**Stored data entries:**
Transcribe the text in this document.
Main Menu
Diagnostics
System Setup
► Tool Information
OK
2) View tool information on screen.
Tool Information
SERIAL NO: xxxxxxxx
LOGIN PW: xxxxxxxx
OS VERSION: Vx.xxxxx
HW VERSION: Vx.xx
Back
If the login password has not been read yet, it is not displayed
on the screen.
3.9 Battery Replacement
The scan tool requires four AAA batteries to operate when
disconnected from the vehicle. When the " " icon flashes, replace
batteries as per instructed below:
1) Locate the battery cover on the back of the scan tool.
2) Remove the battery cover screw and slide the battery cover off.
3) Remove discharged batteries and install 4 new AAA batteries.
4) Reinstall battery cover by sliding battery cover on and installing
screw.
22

**Objective:**
Word for word, write out the data.

**Task answer:**
Transcribe the text in this document.
Main Menu
Diagnostics
System Setup
► Tool Information
OK
2) View tool information on screen.
Tool Information
SERIAL NO: xxxxxxxx
LOGIN PW: xxxxxxxx
OS VERSION: Vx.xxxxx
HW VERSION: Vx.xx
Back
If the login password has not been read yet, it is not displayed
on the screen.
3.9 Battery Replacement
The scan tool requires four AAA batteries to operate when
disconnected from the vehicle. When the " " icon flashes, replace
batteries as per instructed below:
1) Locate the battery cover on the back of the scan tool.
2) Remove the battery cover screw and slide the battery cover off.
3) Remove discharged batteries and install 4 new AAA batteries.
4) Reinstall battery cover by sliding battery cover on and installing
screw.
22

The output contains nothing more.